§ WRITTEN REQUEST: All entries below need to be written out exactly, but without their pictures.

§ RECORDS FOR THIS TASK:
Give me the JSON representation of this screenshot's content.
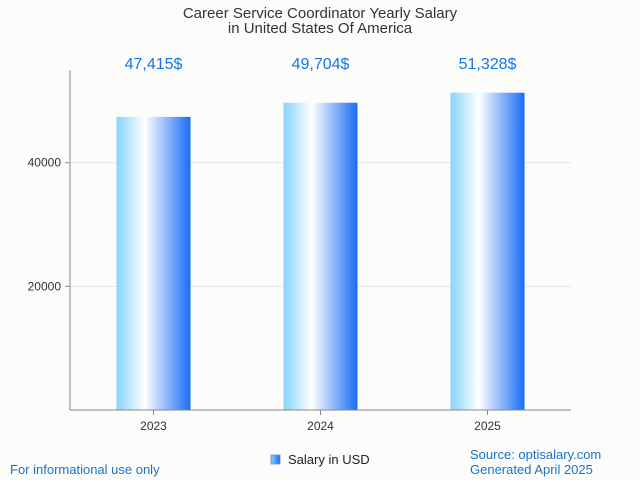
{
  "title_line1": "Career Service Coordinator Yearly Salary",
  "title_line2": "in United States Of America",
  "legend_label": "Salary in USD",
  "footer_left": "For informational use only",
  "source_line": "Source: optisalary.com",
  "generated_line": "Generated April 2025",
  "colors": {
    "value_label": "#1a73e8",
    "bar_edge": "#87d4fa",
    "bar_center": "#ffffff",
    "bar_right": "#1a6cf5",
    "footer_text": "#1a73c9",
    "grid": "#e4e4e4",
    "axis": "#888888"
  },
  "chart_data": {
    "type": "bar",
    "categories": [
      "2023",
      "2024",
      "2025"
    ],
    "values": [
      47415,
      49704,
      51328
    ],
    "value_labels": [
      "47,415$",
      "49,704$",
      "51,328$"
    ],
    "y_ticks": [
      20000,
      40000
    ],
    "y_tick_labels": [
      "20000",
      "40000"
    ],
    "ylim": [
      0,
      55000
    ],
    "grid": true,
    "legend_position": "bottom-center",
    "series": [
      {
        "name": "Salary in USD",
        "values": [
          47415,
          49704,
          51328
        ]
      }
    ]
  }
}
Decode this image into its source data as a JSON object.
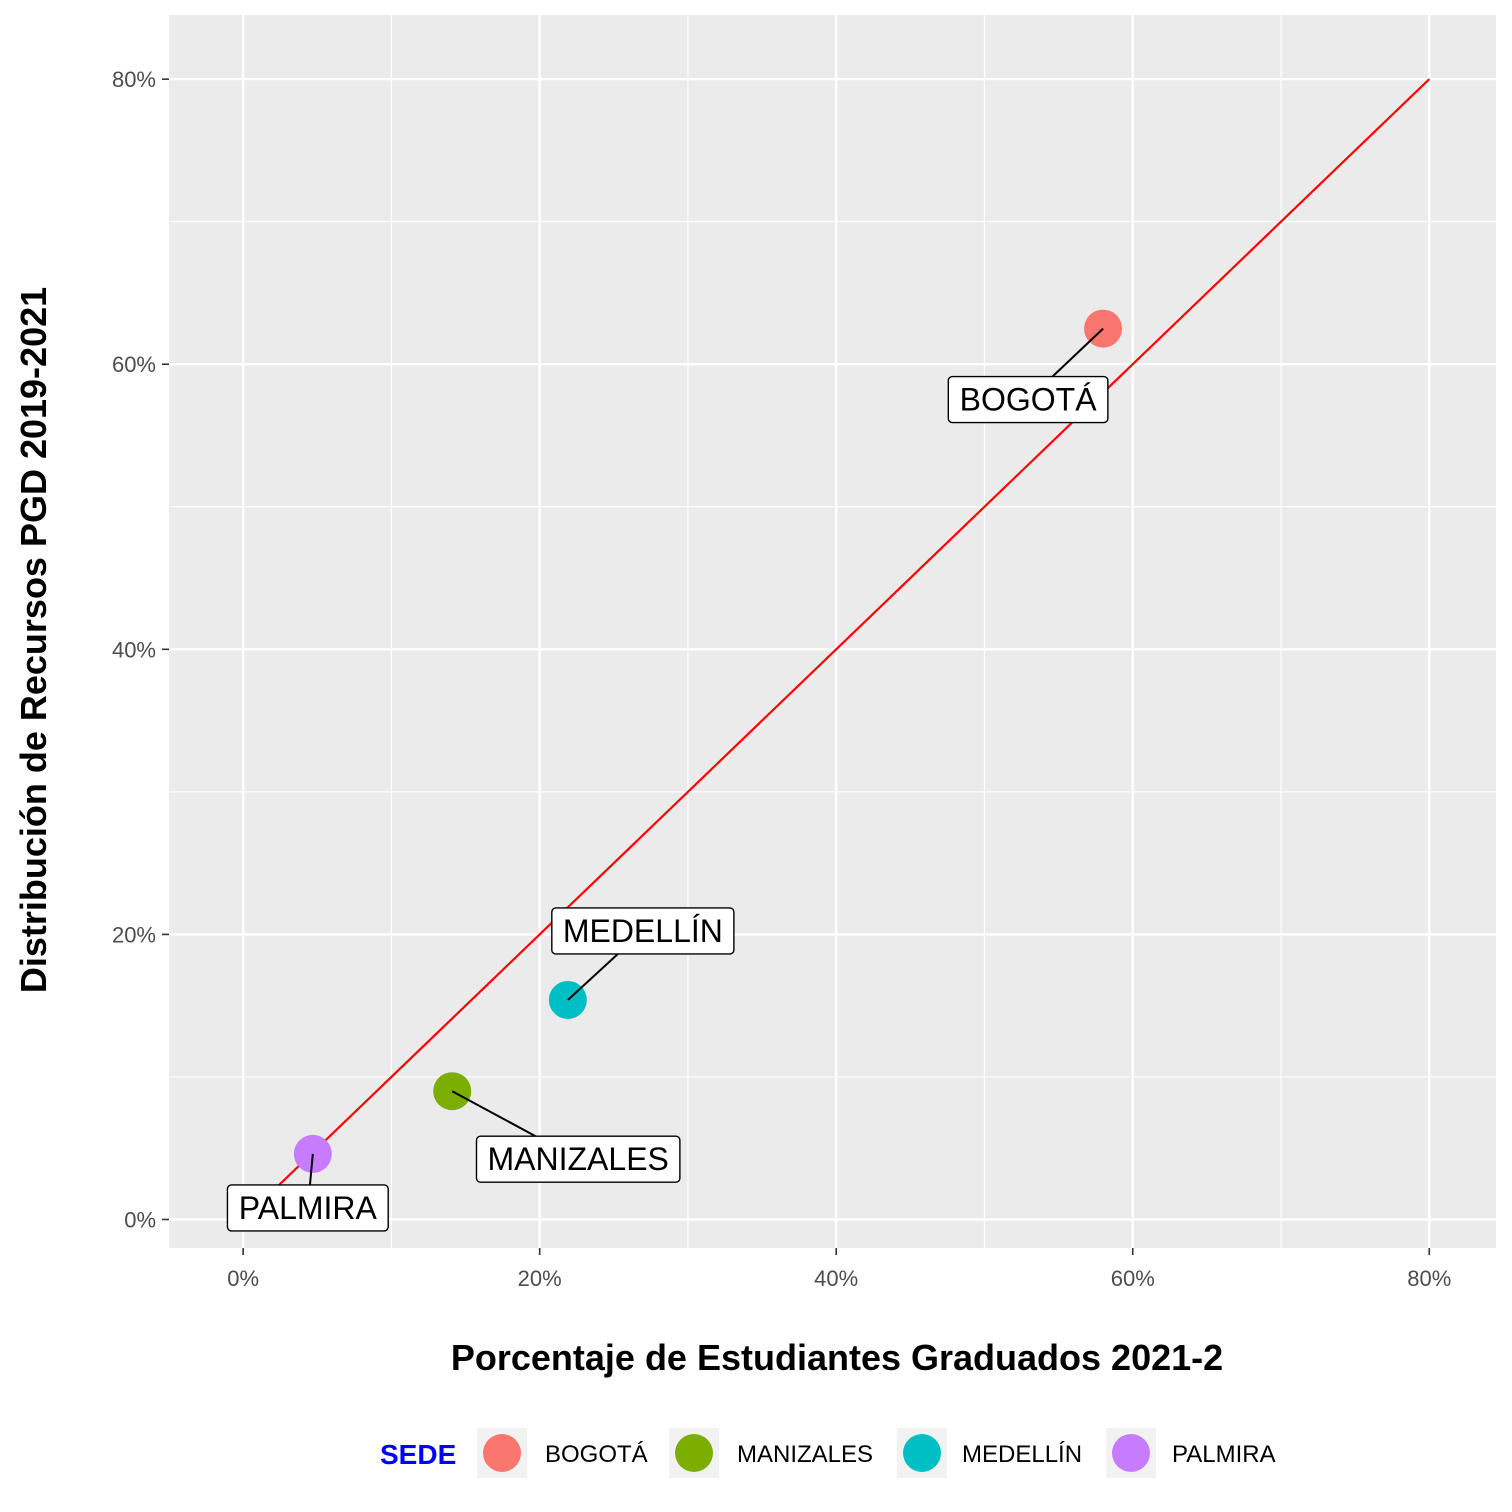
{
  "chart_data": {
    "type": "scatter",
    "xlabel": "Porcentaje de Estudiantes Graduados 2021-2",
    "ylabel": "Distribución de Recursos PGD 2019-2021",
    "xlim": [
      -0.05,
      0.845
    ],
    "ylim": [
      -0.02,
      0.845
    ],
    "x_ticks": [
      0,
      0.2,
      0.4,
      0.6,
      0.8
    ],
    "x_tick_labels": [
      "0%",
      "20%",
      "40%",
      "60%",
      "80%"
    ],
    "y_ticks": [
      0,
      0.2,
      0.4,
      0.6,
      0.8
    ],
    "y_tick_labels": [
      "0%",
      "20%",
      "40%",
      "60%",
      "80%"
    ],
    "grid": true,
    "panel_background": "#EBEBEB",
    "reference_line": {
      "description": "y = x",
      "from": [
        0.022,
        0.022
      ],
      "to": [
        0.8,
        0.8
      ],
      "color": "#FF0000"
    },
    "points": [
      {
        "name": "BOGOTÁ",
        "x": 0.58,
        "y": 0.625,
        "color": "#F8766D"
      },
      {
        "name": "MANIZALES",
        "x": 0.141,
        "y": 0.09,
        "color": "#7CAE00"
      },
      {
        "name": "MEDELLÍN",
        "x": 0.219,
        "y": 0.154,
        "color": "#00BFC4"
      },
      {
        "name": "PALMIRA",
        "x": 0.047,
        "y": 0.046,
        "color": "#C77CFF"
      }
    ],
    "legend": {
      "title": "SEDE",
      "title_color": "#0000FF",
      "position": "bottom",
      "entries": [
        "BOGOTÁ",
        "MANIZALES",
        "MEDELLÍN",
        "PALMIRA"
      ]
    }
  }
}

§ SOLUTION TO THIS EXERCISE:
Give me the JSON representation of this screenshot's content.
{
  "title_line1": "Career Service Coordinator Yearly Salary",
  "title_line2": "in United States Of America",
  "legend_label": "Salary in USD",
  "footer_left": "For informational use only",
  "source_line": "Source: optisalary.com",
  "generated_line": "Generated April 2025",
  "colors": {
    "value_label": "#1a73e8",
    "bar_edge": "#87d4fa",
    "bar_center": "#ffffff",
    "bar_right": "#1a6cf5",
    "footer_text": "#1a73c9",
    "grid": "#e4e4e4",
    "axis": "#888888"
  },
  "chart_data": {
    "type": "bar",
    "categories": [
      "2023",
      "2024",
      "2025"
    ],
    "values": [
      47415,
      49704,
      51328
    ],
    "value_labels": [
      "47,415$",
      "49,704$",
      "51,328$"
    ],
    "y_ticks": [
      20000,
      40000
    ],
    "y_tick_labels": [
      "20000",
      "40000"
    ],
    "ylim": [
      0,
      55000
    ],
    "grid": true,
    "legend_position": "bottom-center",
    "series": [
      {
        "name": "Salary in USD",
        "values": [
          47415,
          49704,
          51328
        ]
      }
    ]
  }
}
Decode this image into its source data as a JSON object.
{
  "chart_data": {
    "type": "scatter",
    "xlabel": "Porcentaje de Estudiantes Graduados 2021-2",
    "ylabel": "Distribución de Recursos PGD 2019-2021",
    "xlim": [
      -0.05,
      0.845
    ],
    "ylim": [
      -0.02,
      0.845
    ],
    "x_ticks": [
      0,
      0.2,
      0.4,
      0.6,
      0.8
    ],
    "x_tick_labels": [
      "0%",
      "20%",
      "40%",
      "60%",
      "80%"
    ],
    "y_ticks": [
      0,
      0.2,
      0.4,
      0.6,
      0.8
    ],
    "y_tick_labels": [
      "0%",
      "20%",
      "40%",
      "60%",
      "80%"
    ],
    "grid": true,
    "panel_background": "#EBEBEB",
    "reference_line": {
      "description": "y = x",
      "from": [
        0.022,
        0.022
      ],
      "to": [
        0.8,
        0.8
      ],
      "color": "#FF0000"
    },
    "points": [
      {
        "name": "BOGOTÁ",
        "x": 0.58,
        "y": 0.625,
        "color": "#F8766D"
      },
      {
        "name": "MANIZALES",
        "x": 0.141,
        "y": 0.09,
        "color": "#7CAE00"
      },
      {
        "name": "MEDELLÍN",
        "x": 0.219,
        "y": 0.154,
        "color": "#00BFC4"
      },
      {
        "name": "PALMIRA",
        "x": 0.047,
        "y": 0.046,
        "color": "#C77CFF"
      }
    ],
    "legend": {
      "title": "SEDE",
      "title_color": "#0000FF",
      "position": "bottom",
      "entries": [
        "BOGOTÁ",
        "MANIZALES",
        "MEDELLÍN",
        "PALMIRA"
      ]
    }
  }
}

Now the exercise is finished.